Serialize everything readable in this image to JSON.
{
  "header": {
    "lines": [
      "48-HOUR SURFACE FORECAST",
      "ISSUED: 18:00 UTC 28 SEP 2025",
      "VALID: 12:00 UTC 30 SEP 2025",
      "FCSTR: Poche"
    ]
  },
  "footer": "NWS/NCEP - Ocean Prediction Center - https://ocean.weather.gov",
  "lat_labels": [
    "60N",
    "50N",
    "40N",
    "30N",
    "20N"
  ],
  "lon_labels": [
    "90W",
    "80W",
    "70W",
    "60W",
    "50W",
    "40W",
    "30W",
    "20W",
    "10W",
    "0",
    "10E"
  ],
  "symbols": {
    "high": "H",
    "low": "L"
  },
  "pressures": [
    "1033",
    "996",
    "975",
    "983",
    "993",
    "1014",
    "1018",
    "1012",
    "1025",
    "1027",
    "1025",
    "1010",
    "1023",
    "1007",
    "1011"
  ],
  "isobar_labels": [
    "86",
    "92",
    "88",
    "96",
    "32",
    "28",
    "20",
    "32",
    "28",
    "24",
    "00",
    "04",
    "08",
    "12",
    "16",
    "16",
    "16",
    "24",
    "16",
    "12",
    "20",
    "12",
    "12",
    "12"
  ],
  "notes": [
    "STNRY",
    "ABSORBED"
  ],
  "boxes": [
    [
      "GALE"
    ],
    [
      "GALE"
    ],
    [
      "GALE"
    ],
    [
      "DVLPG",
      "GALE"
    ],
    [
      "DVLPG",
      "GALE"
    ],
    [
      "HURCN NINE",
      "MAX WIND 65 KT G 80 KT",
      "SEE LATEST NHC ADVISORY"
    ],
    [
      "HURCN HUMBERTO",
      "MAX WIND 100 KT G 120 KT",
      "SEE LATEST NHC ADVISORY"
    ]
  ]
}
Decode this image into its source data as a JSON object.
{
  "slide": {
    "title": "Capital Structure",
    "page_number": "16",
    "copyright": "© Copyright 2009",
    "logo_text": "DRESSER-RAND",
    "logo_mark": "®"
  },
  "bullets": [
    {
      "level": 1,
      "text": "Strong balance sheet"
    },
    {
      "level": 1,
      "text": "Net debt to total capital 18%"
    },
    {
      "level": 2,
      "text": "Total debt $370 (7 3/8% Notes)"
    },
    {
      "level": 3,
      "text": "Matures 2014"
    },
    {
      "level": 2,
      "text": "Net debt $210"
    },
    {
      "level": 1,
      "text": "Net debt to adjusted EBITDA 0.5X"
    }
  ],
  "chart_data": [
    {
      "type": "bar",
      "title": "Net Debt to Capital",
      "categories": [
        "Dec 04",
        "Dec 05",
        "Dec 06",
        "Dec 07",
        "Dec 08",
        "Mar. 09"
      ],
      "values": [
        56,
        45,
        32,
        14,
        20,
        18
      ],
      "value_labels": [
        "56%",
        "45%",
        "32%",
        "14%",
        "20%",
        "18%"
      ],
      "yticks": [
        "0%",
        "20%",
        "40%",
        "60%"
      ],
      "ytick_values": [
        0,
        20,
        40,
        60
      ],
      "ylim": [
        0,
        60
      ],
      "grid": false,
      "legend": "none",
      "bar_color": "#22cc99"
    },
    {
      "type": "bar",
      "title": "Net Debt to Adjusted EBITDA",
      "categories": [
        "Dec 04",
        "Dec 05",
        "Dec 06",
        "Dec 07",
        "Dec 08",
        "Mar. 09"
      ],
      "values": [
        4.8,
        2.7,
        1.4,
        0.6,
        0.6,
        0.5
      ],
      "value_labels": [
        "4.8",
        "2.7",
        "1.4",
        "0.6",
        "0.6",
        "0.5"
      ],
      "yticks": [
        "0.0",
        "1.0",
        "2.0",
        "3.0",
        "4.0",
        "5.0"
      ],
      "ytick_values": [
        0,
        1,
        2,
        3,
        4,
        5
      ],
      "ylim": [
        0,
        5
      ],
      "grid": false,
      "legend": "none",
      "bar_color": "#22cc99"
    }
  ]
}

*Task goal:* Retype every entry word for word.

*Result for this exercise:*
Serialize everything readable in this image to JSON.
{
  "header": {
    "lines": [
      "48-HOUR SURFACE FORECAST",
      "ISSUED: 18:00 UTC 28 SEP 2025",
      "VALID: 12:00 UTC 30 SEP 2025",
      "FCSTR: Poche"
    ]
  },
  "footer": "NWS/NCEP - Ocean Prediction Center - https://ocean.weather.gov",
  "lat_labels": [
    "60N",
    "50N",
    "40N",
    "30N",
    "20N"
  ],
  "lon_labels": [
    "90W",
    "80W",
    "70W",
    "60W",
    "50W",
    "40W",
    "30W",
    "20W",
    "10W",
    "0",
    "10E"
  ],
  "symbols": {
    "high": "H",
    "low": "L"
  },
  "pressures": [
    "1033",
    "996",
    "975",
    "983",
    "993",
    "1014",
    "1018",
    "1012",
    "1025",
    "1027",
    "1025",
    "1010",
    "1023",
    "1007",
    "1011"
  ],
  "isobar_labels": [
    "86",
    "92",
    "88",
    "96",
    "32",
    "28",
    "20",
    "32",
    "28",
    "24",
    "00",
    "04",
    "08",
    "12",
    "16",
    "16",
    "16",
    "24",
    "16",
    "12",
    "20",
    "12",
    "12",
    "12"
  ],
  "notes": [
    "STNRY",
    "ABSORBED"
  ],
  "boxes": [
    [
      "GALE"
    ],
    [
      "GALE"
    ],
    [
      "GALE"
    ],
    [
      "DVLPG",
      "GALE"
    ],
    [
      "DVLPG",
      "GALE"
    ],
    [
      "HURCN NINE",
      "MAX WIND 65 KT G 80 KT",
      "SEE LATEST NHC ADVISORY"
    ],
    [
      "HURCN HUMBERTO",
      "MAX WIND 100 KT G 120 KT",
      "SEE LATEST NHC ADVISORY"
    ]
  ]
}
Decode this image into its source data as a JSON object.
{
  "slide": {
    "title": "Capital Structure",
    "page_number": "16",
    "copyright": "© Copyright 2009",
    "logo_text": "DRESSER-RAND",
    "logo_mark": "®"
  },
  "bullets": [
    {
      "level": 1,
      "text": "Strong balance sheet"
    },
    {
      "level": 1,
      "text": "Net debt to total capital 18%"
    },
    {
      "level": 2,
      "text": "Total debt $370 (7 3/8% Notes)"
    },
    {
      "level": 3,
      "text": "Matures 2014"
    },
    {
      "level": 2,
      "text": "Net debt $210"
    },
    {
      "level": 1,
      "text": "Net debt to adjusted EBITDA 0.5X"
    }
  ],
  "chart_data": [
    {
      "type": "bar",
      "title": "Net Debt to Capital",
      "categories": [
        "Dec 04",
        "Dec 05",
        "Dec 06",
        "Dec 07",
        "Dec 08",
        "Mar. 09"
      ],
      "values": [
        56,
        45,
        32,
        14,
        20,
        18
      ],
      "value_labels": [
        "56%",
        "45%",
        "32%",
        "14%",
        "20%",
        "18%"
      ],
      "yticks": [
        "0%",
        "20%",
        "40%",
        "60%"
      ],
      "ytick_values": [
        0,
        20,
        40,
        60
      ],
      "ylim": [
        0,
        60
      ],
      "grid": false,
      "legend": "none",
      "bar_color": "#22cc99"
    },
    {
      "type": "bar",
      "title": "Net Debt to Adjusted EBITDA",
      "categories": [
        "Dec 04",
        "Dec 05",
        "Dec 06",
        "Dec 07",
        "Dec 08",
        "Mar. 09"
      ],
      "values": [
        4.8,
        2.7,
        1.4,
        0.6,
        0.6,
        0.5
      ],
      "value_labels": [
        "4.8",
        "2.7",
        "1.4",
        "0.6",
        "0.6",
        "0.5"
      ],
      "yticks": [
        "0.0",
        "1.0",
        "2.0",
        "3.0",
        "4.0",
        "5.0"
      ],
      "ytick_values": [
        0,
        1,
        2,
        3,
        4,
        5
      ],
      "ylim": [
        0,
        5
      ],
      "grid": false,
      "legend": "none",
      "bar_color": "#22cc99"
    }
  ]
}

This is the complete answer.